# Alıntı Metin
Cumhurbaşkanı Erdoğan, İdlib'de büyük oranda Halep'ten kaçan ve kovulanlar ile Halep'te yaşam hakları sona erdirilenlerin yaşadığına; İdlib'in Türkiye'ye sınır olduğuna dikkat çekti ve sözlerini şöyle sürdürdü: "Dolayısıyla tedbirimizi almak durumundayız. Kimse bize 'Niye bunu böyle yapıyorsunuz?' diyemez. Suriye'ye 911 kilometre sınırı olan biziz, her an taciz ve tehdit altında olan biziz. Kimse bize 'Niye bunu böyle yaptınız?' diyemez. Ama şunu da unutmayın: Bu ülkede değil ülkenin dışında da Kılıçdaroğlu'larının adedi çok fazla. Bir taraftan Silahlı Kuvvetlerimizin sınır ötesine çıkmasına 'evet' diyeceksin, aynı konuşmanda 9 dakika sonra 'İdlib'de ölenlerin sorumlusu Erdoğan'dır' diyeceksin. Bu ne menem iş, sen ne cahil adamsın, böyle bir mantık mı olur? Mantıksızlık makam kesbediyor bunda, böyle bir durum. Aynı konuşma içerisinde. Zaten bakıyorsun yanında taşıdığı adamların her biri bir âlem. Çanakkale'de bütün o kabristanlıkların olduğu, şehitliklerin olduğu bölgede hepsi 'şarib-ül leyli ve-n nehar'; böyle bir durumda. Siz burada bir eğitime geldiniz, önce bir kendinizin eğitime ihtiyacı var. Yahu 24 saat, 48 saat sabredin, içmeyin de ondan sonra için. Burası kabristanlık, burası şehadet makamlarının oluştuğu yer; bunu bile yapamadılar. Bu şehitler bunlar için mi şehadet şerbetini içtiler? Kahrediyorlar, ben buna inanıyorum. Niye? Bizim arkamızdan böyle bir nesil gelecek diye."

# Verilen Materyal
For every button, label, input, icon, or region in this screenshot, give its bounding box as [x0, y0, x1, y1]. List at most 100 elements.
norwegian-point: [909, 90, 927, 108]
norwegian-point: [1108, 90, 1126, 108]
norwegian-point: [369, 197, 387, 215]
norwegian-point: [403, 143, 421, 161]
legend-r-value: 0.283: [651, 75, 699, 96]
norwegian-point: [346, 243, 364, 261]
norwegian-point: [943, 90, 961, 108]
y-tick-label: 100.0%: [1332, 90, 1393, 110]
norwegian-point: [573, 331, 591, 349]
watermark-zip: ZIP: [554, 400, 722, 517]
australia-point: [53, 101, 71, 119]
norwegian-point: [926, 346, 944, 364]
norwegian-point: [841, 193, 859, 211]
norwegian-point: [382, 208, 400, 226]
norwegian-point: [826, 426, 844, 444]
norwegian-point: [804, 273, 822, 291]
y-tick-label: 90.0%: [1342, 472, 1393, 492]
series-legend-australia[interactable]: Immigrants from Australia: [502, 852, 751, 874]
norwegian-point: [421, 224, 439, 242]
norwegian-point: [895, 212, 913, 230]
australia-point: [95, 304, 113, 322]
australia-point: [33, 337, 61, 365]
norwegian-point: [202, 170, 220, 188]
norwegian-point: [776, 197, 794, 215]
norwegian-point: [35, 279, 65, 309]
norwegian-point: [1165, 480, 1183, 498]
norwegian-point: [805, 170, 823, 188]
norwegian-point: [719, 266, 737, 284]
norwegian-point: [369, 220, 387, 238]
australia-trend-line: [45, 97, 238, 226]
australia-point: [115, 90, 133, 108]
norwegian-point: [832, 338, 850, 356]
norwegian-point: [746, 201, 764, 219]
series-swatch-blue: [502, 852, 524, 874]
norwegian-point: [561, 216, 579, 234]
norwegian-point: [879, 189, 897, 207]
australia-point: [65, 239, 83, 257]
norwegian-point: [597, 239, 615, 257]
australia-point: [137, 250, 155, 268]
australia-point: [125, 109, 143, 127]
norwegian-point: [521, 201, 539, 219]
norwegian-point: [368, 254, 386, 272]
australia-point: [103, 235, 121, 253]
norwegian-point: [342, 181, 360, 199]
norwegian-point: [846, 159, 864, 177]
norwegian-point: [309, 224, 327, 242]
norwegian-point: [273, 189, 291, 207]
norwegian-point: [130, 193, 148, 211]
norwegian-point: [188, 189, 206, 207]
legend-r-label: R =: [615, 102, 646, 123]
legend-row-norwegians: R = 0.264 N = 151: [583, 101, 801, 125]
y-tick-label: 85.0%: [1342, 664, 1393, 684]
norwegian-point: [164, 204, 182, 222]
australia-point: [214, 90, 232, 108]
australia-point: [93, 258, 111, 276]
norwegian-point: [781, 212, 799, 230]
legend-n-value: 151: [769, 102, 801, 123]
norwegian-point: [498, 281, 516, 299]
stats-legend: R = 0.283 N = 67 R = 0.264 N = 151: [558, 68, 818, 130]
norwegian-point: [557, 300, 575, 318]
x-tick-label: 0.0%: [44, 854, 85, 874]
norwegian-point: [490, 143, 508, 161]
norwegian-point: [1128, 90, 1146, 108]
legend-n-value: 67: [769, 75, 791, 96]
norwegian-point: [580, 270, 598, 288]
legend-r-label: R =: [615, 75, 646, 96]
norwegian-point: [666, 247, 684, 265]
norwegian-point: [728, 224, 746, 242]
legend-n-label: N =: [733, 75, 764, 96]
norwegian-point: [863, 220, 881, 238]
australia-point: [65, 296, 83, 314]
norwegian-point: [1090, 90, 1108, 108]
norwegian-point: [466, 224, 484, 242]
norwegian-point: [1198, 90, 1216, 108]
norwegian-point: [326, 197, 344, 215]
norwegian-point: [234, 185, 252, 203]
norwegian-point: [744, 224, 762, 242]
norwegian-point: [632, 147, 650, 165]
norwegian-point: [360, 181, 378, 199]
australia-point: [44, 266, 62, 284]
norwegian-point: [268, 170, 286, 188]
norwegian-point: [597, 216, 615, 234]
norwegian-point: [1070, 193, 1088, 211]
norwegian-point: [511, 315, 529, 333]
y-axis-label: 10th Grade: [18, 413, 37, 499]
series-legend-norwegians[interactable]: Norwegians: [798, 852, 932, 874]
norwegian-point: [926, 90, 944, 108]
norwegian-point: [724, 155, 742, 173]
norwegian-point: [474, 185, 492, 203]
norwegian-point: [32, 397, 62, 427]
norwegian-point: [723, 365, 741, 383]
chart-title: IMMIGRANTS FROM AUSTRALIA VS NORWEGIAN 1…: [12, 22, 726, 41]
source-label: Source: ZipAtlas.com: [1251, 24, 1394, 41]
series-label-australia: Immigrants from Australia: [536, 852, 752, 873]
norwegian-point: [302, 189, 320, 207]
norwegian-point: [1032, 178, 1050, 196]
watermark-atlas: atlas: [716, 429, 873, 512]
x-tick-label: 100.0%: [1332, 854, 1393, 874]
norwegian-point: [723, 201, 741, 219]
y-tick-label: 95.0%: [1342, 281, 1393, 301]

# Görev 1
Alıntı metindeki "Cumhurbaşkanı Erdoğan, İdlib'de büyük oranda" sözleriyle başlayan paragrafı, ana bilgilerini koruyarak daha kısa biçimde yeniden yazın.
# Görev 2
Alıntı metne göre Türkiye'nin Suriye ile olan sınırı kaç kilometredir?
# Görev 3
Alıntı metni, son cümlesinden sonrasını yazarak sürdürün.

# Yanıt 1
Cumhurbaşkanı Erdoğan, İdlib'de büyük oranda Halep'ten kaçan ve kovulan kişilerin yaşadığını, İdlib'in de Türkiye'ye sınır olduğunu belirterek tedbir almak zorunda olduklarını söyledi. Suriye'ye 911 kilometre sınırı olan ve her an taciz ve tehdit altında bulunan ülkenin Türkiye olduğunu vurguladı. Kılıçdaroğlu gibilerin yalnızca ülke içinde değil dışında da çok olduğunu söyledi. Aynı konuşmada hem Silahlı Kuvvetlerin sınır ötesine çıkmasına "evet" deyip hem de İdlib'deki ölümlerden kendisini sorumlu tutmayı mantıksızlık olarak eleştirdi. Eleştirdiği kişinin yanındakilerin Çanakkale'deki şehitlik bölgesinde içki içtiğini ileri sürdü ve bu davranışı kınadı.

# Yanıt 2
911 kilometredir.

# Yanıt 3
Konuşmasında Irak'ta yaşanan gelişmelere de değinerek, "Kuzey Irak'ın da bu hâle gelmesinin failleri bellidir, amilleri de bellidir. Onları artık şu anda açıklamaya değil, zaman ola onları da inşallah gündeme getiririz, onları da gün yüzüne çıkarırız." ifadelerini kullanan Cumhurbaşkanı Erdoğan, 400 bin Türkmen'in yaşadığı Telafer'de şu anda 10 civarında Türkmen'in kaldığına, Sincar'a PKK'nın yerleşip Arapların kaçmak zorunda kaldığına, Tuzhurmatu'da Türkmenlerin yaşam mücadelesi verdiğine dikkat çekti.
Cumhurbaşkanı Erdoğan sözlerinin devamında, "Bütün bunlarla da biz ilgilenmek durumundayız, bize ne ya diyemeyiz. Kardeşlerim, biz Kılıçdaroğlu zihniyeti taşımıyoruz, bunu böyle bilelim. Onların böyle bir derdi yok. Onlar varsınlar Esed'in yanına gitsinler onunla dertleşsinler, ama biz farklıyız. Ve İdlib'deki her şehidin hesabını benim vereceğimi söyleyecek kadar gafil, cahil olan bu insanlarla konuşacak bir şeyimiz yok." şeklinde konuştu.
Türkiye'de ve bölgede hiçbir terör örgütünün varlığına, hiçbir terör oluşumunun Türkiye'yi kuşatmasına göz yummayacaklarının altını çizen Cumhurbaşkanı Erdoğan, Muğla'da güvenlik görevlileri ile girdikleri çatışmada ölen PKK'lıların cenazelerinin HDP'li milletvekilleri tarafından teslim alındığına değinerek, "Demek ki, bunlar terör örgütüyle iç içe. Farkları var mı? Yok. Bunları görmemiz lazım. Eğer bunları göremiyorsak kusura bakmayın. Bu kadar iç içe ve siyasi parti olarak Parlamentoya girmesi için terör örgütünü arkasına alanlar, ardına alanlar, onların desteğiyle Parlamentoya girenler, 'biz demokratik mücadele veriyoruz' diyemezler." değerlendirmesinde bulundu. (İLKHA)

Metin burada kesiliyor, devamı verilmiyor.